**EXERCISE REQUIREMENTS**: Give back the full material, exactly as it reads.

**MATERIAL PROVIDED**:
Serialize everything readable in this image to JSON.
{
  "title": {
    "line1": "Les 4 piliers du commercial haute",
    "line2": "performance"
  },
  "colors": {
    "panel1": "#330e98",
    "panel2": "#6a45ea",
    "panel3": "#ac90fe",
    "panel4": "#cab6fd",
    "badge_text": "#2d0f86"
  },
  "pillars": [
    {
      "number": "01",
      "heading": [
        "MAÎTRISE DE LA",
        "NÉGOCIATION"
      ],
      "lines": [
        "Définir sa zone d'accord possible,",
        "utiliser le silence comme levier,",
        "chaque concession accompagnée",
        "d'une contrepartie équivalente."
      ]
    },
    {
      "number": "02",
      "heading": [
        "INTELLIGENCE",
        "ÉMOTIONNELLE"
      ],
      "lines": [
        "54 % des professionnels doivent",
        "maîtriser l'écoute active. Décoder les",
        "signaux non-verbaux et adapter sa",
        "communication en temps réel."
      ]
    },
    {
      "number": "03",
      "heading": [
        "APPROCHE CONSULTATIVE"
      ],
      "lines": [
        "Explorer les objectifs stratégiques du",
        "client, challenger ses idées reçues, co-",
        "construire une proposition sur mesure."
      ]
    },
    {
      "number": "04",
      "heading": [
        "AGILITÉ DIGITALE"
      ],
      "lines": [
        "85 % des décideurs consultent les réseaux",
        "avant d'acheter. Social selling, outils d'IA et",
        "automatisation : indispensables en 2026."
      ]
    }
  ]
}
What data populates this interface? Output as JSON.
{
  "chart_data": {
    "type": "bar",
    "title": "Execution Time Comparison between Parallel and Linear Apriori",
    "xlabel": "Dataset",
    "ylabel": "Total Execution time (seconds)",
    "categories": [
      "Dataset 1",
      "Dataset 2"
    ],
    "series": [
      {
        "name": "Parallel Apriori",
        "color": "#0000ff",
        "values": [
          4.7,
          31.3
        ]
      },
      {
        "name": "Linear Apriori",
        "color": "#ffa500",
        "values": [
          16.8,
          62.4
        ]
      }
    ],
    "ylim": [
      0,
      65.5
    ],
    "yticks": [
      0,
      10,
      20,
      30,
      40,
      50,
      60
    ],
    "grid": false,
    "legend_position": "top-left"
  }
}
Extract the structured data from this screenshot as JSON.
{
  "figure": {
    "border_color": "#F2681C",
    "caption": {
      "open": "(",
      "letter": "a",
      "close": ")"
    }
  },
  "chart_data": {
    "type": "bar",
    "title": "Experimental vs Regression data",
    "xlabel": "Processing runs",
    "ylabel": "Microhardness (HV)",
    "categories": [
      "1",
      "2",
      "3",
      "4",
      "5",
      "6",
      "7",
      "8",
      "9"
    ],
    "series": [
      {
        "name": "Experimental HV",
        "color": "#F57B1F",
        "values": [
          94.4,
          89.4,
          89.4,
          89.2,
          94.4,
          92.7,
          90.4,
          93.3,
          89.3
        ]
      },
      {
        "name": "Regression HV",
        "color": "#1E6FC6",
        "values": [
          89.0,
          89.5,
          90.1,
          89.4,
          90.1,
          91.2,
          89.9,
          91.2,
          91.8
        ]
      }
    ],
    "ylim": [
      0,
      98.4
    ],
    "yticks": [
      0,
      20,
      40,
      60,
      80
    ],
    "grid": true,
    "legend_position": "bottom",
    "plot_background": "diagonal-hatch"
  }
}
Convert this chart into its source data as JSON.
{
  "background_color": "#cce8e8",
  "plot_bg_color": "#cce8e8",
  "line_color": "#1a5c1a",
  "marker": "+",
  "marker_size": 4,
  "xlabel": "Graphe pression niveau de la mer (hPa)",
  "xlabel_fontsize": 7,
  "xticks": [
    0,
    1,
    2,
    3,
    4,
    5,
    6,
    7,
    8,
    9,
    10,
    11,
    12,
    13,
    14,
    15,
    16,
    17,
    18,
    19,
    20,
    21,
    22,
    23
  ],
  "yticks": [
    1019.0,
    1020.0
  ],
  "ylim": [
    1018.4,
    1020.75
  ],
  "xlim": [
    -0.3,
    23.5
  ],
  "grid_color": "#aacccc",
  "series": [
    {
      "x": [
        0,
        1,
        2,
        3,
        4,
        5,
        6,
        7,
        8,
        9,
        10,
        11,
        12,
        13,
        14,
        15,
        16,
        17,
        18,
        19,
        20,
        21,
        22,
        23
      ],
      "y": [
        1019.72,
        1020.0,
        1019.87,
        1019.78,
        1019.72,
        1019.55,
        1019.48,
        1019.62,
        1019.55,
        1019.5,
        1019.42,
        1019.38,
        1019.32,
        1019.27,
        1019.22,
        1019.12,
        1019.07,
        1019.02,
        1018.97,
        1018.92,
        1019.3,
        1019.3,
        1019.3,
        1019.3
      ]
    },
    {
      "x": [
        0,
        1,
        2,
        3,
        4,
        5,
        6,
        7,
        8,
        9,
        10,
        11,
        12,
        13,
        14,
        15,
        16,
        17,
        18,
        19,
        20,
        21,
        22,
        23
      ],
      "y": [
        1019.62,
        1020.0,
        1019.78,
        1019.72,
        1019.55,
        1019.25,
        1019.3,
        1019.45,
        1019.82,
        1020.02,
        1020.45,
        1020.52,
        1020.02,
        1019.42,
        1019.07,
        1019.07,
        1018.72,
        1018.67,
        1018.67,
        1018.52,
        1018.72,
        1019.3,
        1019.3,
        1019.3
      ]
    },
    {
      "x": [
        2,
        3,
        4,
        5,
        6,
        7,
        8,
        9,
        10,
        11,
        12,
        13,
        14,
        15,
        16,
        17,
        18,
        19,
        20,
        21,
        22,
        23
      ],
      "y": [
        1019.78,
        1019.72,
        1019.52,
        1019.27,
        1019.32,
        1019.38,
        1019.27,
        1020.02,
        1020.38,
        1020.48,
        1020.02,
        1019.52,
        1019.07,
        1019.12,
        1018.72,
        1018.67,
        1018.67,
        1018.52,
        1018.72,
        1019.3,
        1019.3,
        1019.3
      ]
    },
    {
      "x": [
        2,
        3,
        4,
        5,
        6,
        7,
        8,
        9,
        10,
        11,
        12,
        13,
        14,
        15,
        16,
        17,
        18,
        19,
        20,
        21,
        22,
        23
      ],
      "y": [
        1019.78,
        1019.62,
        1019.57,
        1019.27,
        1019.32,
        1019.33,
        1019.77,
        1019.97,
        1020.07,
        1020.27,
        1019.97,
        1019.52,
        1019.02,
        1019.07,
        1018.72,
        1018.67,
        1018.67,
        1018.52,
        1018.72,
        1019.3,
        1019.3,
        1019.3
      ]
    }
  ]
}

**FINAL RESULT**:
Serialize everything readable in this image to JSON.
{
  "title": {
    "line1": "Les 4 piliers du commercial haute",
    "line2": "performance"
  },
  "colors": {
    "panel1": "#330e98",
    "panel2": "#6a45ea",
    "panel3": "#ac90fe",
    "panel4": "#cab6fd",
    "badge_text": "#2d0f86"
  },
  "pillars": [
    {
      "number": "01",
      "heading": [
        "MAÎTRISE DE LA",
        "NÉGOCIATION"
      ],
      "lines": [
        "Définir sa zone d'accord possible,",
        "utiliser le silence comme levier,",
        "chaque concession accompagnée",
        "d'une contrepartie équivalente."
      ]
    },
    {
      "number": "02",
      "heading": [
        "INTELLIGENCE",
        "ÉMOTIONNELLE"
      ],
      "lines": [
        "54 % des professionnels doivent",
        "maîtriser l'écoute active. Décoder les",
        "signaux non-verbaux et adapter sa",
        "communication en temps réel."
      ]
    },
    {
      "number": "03",
      "heading": [
        "APPROCHE CONSULTATIVE"
      ],
      "lines": [
        "Explorer les objectifs stratégiques du",
        "client, challenger ses idées reçues, co-",
        "construire une proposition sur mesure."
      ]
    },
    {
      "number": "04",
      "heading": [
        "AGILITÉ DIGITALE"
      ],
      "lines": [
        "85 % des décideurs consultent les réseaux",
        "avant d'acheter. Social selling, outils d'IA et",
        "automatisation : indispensables en 2026."
      ]
    }
  ]
}
What data populates this interface? Output as JSON.
{
  "chart_data": {
    "type": "bar",
    "title": "Execution Time Comparison between Parallel and Linear Apriori",
    "xlabel": "Dataset",
    "ylabel": "Total Execution time (seconds)",
    "categories": [
      "Dataset 1",
      "Dataset 2"
    ],
    "series": [
      {
        "name": "Parallel Apriori",
        "color": "#0000ff",
        "values": [
          4.7,
          31.3
        ]
      },
      {
        "name": "Linear Apriori",
        "color": "#ffa500",
        "values": [
          16.8,
          62.4
        ]
      }
    ],
    "ylim": [
      0,
      65.5
    ],
    "yticks": [
      0,
      10,
      20,
      30,
      40,
      50,
      60
    ],
    "grid": false,
    "legend_position": "top-left"
  }
}
Extract the structured data from this screenshot as JSON.
{
  "figure": {
    "border_color": "#F2681C",
    "caption": {
      "open": "(",
      "letter": "a",
      "close": ")"
    }
  },
  "chart_data": {
    "type": "bar",
    "title": "Experimental vs Regression data",
    "xlabel": "Processing runs",
    "ylabel": "Microhardness (HV)",
    "categories": [
      "1",
      "2",
      "3",
      "4",
      "5",
      "6",
      "7",
      "8",
      "9"
    ],
    "series": [
      {
        "name": "Experimental HV",
        "color": "#F57B1F",
        "values": [
          94.4,
          89.4,
          89.4,
          89.2,
          94.4,
          92.7,
          90.4,
          93.3,
          89.3
        ]
      },
      {
        "name": "Regression HV",
        "color": "#1E6FC6",
        "values": [
          89.0,
          89.5,
          90.1,
          89.4,
          90.1,
          91.2,
          89.9,
          91.2,
          91.8
        ]
      }
    ],
    "ylim": [
      0,
      98.4
    ],
    "yticks": [
      0,
      20,
      40,
      60,
      80
    ],
    "grid": true,
    "legend_position": "bottom",
    "plot_background": "diagonal-hatch"
  }
}
Convert this chart into its source data as JSON.
{
  "background_color": "#cce8e8",
  "plot_bg_color": "#cce8e8",
  "line_color": "#1a5c1a",
  "marker": "+",
  "marker_size": 4,
  "xlabel": "Graphe pression niveau de la mer (hPa)",
  "xlabel_fontsize": 7,
  "xticks": [
    0,
    1,
    2,
    3,
    4,
    5,
    6,
    7,
    8,
    9,
    10,
    11,
    12,
    13,
    14,
    15,
    16,
    17,
    18,
    19,
    20,
    21,
    22,
    23
  ],
  "yticks": [
    1019.0,
    1020.0
  ],
  "ylim": [
    1018.4,
    1020.75
  ],
  "xlim": [
    -0.3,
    23.5
  ],
  "grid_color": "#aacccc",
  "series": [
    {
      "x": [
        0,
        1,
        2,
        3,
        4,
        5,
        6,
        7,
        8,
        9,
        10,
        11,
        12,
        13,
        14,
        15,
        16,
        17,
        18,
        19,
        20,
        21,
        22,
        23
      ],
      "y": [
        1019.72,
        1020.0,
        1019.87,
        1019.78,
        1019.72,
        1019.55,
        1019.48,
        1019.62,
        1019.55,
        1019.5,
        1019.42,
        1019.38,
        1019.32,
        1019.27,
        1019.22,
        1019.12,
        1019.07,
        1019.02,
        1018.97,
        1018.92,
        1019.3,
        1019.3,
        1019.3,
        1019.3
      ]
    },
    {
      "x": [
        0,
        1,
        2,
        3,
        4,
        5,
        6,
        7,
        8,
        9,
        10,
        11,
        12,
        13,
        14,
        15,
        16,
        17,
        18,
        19,
        20,
        21,
        22,
        23
      ],
      "y": [
        1019.62,
        1020.0,
        1019.78,
        1019.72,
        1019.55,
        1019.25,
        1019.3,
        1019.45,
        1019.82,
        1020.02,
        1020.45,
        1020.52,
        1020.02,
        1019.42,
        1019.07,
        1019.07,
        1018.72,
        1018.67,
        1018.67,
        1018.52,
        1018.72,
        1019.3,
        1019.3,
        1019.3
      ]
    },
    {
      "x": [
        2,
        3,
        4,
        5,
        6,
        7,
        8,
        9,
        10,
        11,
        12,
        13,
        14,
        15,
        16,
        17,
        18,
        19,
        20,
        21,
        22,
        23
      ],
      "y": [
        1019.78,
        1019.72,
        1019.52,
        1019.27,
        1019.32,
        1019.38,
        1019.27,
        1020.02,
        1020.38,
        1020.48,
        1020.02,
        1019.52,
        1019.07,
        1019.12,
        1018.72,
        1018.67,
        1018.67,
        1018.52,
        1018.72,
        1019.3,
        1019.3,
        1019.3
      ]
    },
    {
      "x": [
        2,
        3,
        4,
        5,
        6,
        7,
        8,
        9,
        10,
        11,
        12,
        13,
        14,
        15,
        16,
        17,
        18,
        19,
        20,
        21,
        22,
        23
      ],
      "y": [
        1019.78,
        1019.62,
        1019.57,
        1019.27,
        1019.32,
        1019.33,
        1019.77,
        1019.97,
        1020.07,
        1020.27,
        1019.97,
        1019.52,
        1019.02,
        1019.07,
        1018.72,
        1018.67,
        1018.67,
        1018.52,
        1018.72,
        1019.3,
        1019.3,
        1019.3
      ]
    }
  ]
}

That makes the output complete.